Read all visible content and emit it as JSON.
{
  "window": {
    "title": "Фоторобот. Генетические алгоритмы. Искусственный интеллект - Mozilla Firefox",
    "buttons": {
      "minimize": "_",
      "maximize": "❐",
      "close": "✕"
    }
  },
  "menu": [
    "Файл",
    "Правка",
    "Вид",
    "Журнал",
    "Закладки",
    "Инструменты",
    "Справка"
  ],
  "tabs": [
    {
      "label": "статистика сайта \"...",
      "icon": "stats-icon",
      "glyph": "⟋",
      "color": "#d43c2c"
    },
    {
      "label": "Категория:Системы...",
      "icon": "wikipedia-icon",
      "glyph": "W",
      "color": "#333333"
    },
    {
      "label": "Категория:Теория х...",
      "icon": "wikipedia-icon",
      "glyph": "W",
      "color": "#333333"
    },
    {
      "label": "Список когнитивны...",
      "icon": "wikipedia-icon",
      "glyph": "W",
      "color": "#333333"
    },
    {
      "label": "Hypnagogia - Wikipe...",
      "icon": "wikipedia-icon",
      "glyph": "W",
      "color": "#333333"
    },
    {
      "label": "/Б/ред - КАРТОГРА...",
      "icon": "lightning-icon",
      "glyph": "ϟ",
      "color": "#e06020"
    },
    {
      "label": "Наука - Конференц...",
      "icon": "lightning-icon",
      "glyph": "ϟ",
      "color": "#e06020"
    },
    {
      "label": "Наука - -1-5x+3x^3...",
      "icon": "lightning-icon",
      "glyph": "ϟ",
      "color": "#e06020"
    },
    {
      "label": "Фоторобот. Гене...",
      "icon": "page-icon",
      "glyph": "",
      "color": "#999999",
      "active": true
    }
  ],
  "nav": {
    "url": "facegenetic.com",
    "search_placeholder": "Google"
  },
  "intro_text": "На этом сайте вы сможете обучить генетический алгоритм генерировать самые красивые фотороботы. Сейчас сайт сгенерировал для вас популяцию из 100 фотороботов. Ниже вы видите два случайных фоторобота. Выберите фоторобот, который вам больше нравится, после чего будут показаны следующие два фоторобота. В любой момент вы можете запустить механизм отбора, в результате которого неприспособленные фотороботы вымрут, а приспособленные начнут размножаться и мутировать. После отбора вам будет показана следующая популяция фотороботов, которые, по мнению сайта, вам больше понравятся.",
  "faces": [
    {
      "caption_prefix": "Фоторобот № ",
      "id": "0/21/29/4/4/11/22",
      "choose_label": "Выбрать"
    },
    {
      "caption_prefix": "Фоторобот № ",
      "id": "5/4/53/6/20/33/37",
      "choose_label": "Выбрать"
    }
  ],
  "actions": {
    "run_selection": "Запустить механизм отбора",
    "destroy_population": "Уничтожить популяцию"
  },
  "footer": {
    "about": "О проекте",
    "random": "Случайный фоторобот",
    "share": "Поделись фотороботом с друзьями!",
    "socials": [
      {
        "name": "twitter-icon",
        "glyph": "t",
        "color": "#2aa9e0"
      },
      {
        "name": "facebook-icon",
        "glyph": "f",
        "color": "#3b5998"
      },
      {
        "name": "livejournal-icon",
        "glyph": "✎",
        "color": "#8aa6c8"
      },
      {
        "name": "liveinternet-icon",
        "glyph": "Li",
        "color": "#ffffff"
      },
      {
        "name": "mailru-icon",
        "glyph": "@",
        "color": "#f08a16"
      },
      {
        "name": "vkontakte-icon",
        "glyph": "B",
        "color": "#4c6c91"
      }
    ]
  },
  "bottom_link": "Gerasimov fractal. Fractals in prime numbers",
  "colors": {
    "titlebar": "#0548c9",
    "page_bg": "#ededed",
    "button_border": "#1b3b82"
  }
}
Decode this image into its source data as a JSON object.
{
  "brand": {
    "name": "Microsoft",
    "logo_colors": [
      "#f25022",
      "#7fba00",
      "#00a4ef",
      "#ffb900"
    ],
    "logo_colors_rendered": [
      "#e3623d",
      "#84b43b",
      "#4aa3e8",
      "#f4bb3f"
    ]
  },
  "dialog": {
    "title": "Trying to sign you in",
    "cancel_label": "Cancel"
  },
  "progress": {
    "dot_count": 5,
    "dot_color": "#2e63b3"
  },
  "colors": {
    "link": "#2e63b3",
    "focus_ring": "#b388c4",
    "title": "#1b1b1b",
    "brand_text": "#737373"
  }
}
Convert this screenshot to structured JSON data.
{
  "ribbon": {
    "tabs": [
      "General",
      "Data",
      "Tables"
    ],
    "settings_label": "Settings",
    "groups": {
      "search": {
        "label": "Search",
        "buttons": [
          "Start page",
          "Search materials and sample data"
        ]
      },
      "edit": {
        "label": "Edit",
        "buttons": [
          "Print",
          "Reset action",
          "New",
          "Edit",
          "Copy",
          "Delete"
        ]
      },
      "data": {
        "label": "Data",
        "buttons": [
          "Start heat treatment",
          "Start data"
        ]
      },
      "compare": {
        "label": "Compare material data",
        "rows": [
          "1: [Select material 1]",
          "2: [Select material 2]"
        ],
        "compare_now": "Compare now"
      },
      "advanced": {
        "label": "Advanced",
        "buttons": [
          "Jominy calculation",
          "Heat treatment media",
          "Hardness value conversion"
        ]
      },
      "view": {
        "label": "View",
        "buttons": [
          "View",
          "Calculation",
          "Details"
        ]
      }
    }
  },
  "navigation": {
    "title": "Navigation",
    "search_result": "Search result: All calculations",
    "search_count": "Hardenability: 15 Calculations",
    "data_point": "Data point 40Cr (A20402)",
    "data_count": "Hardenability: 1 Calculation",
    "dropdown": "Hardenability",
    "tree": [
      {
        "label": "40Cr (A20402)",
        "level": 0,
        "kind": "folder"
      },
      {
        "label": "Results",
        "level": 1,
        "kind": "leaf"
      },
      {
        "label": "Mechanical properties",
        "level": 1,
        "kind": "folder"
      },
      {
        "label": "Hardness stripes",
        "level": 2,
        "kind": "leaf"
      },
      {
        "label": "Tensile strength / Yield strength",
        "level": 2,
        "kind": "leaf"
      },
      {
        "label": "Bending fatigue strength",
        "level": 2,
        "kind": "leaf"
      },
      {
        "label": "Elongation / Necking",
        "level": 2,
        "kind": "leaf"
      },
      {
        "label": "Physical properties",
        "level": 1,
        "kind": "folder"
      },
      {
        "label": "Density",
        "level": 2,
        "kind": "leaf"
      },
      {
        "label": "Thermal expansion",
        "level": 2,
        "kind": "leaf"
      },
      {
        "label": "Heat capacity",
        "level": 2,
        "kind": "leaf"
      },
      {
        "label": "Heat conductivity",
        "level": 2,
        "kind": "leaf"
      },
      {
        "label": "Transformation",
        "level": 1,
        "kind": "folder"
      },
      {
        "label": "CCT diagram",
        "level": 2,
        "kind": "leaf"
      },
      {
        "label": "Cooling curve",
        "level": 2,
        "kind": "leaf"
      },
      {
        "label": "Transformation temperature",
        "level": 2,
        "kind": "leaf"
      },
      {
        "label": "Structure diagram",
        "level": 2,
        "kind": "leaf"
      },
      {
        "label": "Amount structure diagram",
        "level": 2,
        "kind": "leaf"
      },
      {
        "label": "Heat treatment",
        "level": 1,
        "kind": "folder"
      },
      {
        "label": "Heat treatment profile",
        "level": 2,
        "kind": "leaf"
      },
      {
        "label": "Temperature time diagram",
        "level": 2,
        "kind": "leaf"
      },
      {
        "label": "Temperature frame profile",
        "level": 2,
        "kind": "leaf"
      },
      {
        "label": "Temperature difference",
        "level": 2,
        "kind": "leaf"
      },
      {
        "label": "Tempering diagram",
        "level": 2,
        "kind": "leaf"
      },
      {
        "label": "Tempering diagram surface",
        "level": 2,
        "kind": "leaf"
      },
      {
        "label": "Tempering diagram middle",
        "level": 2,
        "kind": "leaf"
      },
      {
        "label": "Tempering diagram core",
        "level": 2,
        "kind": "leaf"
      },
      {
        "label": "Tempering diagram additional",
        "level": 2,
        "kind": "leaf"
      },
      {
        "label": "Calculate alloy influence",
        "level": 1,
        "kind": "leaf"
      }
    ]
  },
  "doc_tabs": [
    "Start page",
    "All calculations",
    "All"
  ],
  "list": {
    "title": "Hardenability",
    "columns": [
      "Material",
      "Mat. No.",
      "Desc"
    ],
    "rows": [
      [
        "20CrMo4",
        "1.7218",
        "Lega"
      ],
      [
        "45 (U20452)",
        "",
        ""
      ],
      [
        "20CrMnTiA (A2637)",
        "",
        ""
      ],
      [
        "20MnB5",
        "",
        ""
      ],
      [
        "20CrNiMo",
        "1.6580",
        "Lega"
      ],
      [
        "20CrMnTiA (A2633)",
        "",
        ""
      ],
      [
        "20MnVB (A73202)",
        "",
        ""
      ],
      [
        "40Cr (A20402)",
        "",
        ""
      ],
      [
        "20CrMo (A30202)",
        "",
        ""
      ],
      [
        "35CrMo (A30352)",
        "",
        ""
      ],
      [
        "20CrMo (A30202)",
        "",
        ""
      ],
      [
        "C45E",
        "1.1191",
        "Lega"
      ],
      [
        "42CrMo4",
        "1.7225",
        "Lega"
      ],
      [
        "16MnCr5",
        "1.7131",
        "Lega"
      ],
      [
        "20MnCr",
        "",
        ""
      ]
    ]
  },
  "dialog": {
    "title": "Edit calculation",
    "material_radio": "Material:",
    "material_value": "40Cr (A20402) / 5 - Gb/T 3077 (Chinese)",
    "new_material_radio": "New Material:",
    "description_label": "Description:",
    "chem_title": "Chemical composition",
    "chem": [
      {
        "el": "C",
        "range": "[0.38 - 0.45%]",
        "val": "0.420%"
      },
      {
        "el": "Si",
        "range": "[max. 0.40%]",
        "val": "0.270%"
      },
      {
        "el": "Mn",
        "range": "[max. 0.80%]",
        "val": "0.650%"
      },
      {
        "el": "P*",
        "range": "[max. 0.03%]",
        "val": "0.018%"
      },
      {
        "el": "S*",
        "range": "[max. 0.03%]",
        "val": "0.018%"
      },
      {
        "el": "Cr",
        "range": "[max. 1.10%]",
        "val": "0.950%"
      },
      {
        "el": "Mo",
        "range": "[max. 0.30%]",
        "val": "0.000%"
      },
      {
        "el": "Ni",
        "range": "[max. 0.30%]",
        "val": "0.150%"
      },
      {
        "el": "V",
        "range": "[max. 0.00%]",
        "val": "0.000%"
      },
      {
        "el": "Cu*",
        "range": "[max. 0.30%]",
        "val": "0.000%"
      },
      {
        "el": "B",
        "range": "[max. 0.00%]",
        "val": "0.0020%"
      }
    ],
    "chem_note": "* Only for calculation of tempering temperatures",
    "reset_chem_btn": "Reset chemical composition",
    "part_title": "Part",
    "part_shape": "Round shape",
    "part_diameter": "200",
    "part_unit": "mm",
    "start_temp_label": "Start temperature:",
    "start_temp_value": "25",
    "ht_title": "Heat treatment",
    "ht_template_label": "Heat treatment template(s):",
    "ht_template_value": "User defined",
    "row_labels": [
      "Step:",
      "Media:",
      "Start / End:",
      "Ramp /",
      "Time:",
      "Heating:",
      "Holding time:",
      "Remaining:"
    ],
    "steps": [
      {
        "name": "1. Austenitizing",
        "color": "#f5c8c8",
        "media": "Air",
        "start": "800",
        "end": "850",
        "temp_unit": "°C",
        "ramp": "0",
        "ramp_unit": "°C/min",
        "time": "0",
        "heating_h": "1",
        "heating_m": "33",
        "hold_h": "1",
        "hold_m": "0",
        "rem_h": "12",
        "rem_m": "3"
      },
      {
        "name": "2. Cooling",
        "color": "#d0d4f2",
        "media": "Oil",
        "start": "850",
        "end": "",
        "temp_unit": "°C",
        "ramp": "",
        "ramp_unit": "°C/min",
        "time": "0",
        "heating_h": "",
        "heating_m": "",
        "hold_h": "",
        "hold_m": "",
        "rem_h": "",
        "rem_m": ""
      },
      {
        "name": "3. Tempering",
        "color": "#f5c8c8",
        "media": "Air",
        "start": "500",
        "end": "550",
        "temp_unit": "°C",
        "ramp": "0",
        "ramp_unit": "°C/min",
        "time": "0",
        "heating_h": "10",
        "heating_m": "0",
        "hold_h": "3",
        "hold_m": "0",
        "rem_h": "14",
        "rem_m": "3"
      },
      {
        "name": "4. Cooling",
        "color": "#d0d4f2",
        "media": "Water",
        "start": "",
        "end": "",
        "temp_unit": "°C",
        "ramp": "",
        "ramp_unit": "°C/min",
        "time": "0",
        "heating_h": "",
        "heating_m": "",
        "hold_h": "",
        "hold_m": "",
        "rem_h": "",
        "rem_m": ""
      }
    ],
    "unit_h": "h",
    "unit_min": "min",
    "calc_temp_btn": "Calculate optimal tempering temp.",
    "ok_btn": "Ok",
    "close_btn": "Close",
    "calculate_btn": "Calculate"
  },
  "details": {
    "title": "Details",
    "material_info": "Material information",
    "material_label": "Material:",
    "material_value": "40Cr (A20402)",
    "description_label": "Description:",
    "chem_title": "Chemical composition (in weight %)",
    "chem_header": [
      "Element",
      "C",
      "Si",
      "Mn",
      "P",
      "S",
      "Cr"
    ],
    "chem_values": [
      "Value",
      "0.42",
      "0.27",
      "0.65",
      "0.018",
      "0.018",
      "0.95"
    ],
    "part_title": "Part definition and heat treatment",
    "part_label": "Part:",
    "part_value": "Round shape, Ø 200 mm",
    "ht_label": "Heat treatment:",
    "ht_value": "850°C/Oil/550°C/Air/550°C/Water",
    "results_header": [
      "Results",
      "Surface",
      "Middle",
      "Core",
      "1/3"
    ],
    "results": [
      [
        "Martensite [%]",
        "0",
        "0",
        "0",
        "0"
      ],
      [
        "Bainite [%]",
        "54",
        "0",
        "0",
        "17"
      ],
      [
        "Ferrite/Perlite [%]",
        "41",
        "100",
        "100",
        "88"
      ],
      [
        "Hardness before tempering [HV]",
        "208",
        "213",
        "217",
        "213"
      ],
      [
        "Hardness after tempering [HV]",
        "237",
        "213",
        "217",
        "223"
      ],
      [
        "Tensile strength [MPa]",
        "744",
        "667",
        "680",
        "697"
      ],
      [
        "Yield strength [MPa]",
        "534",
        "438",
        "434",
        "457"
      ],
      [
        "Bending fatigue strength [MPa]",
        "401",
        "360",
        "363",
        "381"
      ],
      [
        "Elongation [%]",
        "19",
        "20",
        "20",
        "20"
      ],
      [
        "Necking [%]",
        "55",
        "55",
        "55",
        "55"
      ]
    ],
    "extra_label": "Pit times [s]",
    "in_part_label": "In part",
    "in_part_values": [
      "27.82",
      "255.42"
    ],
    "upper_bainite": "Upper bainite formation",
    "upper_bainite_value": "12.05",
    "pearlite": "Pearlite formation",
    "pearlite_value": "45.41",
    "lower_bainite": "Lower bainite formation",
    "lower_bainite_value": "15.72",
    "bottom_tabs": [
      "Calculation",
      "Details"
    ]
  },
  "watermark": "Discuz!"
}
§
Task statement: Locate the string "Reset" in the listing above and copy every line where it occurs.

Finished exercise:
          "Reset action",
    "reset_chem_btn": "Reset chemical composition",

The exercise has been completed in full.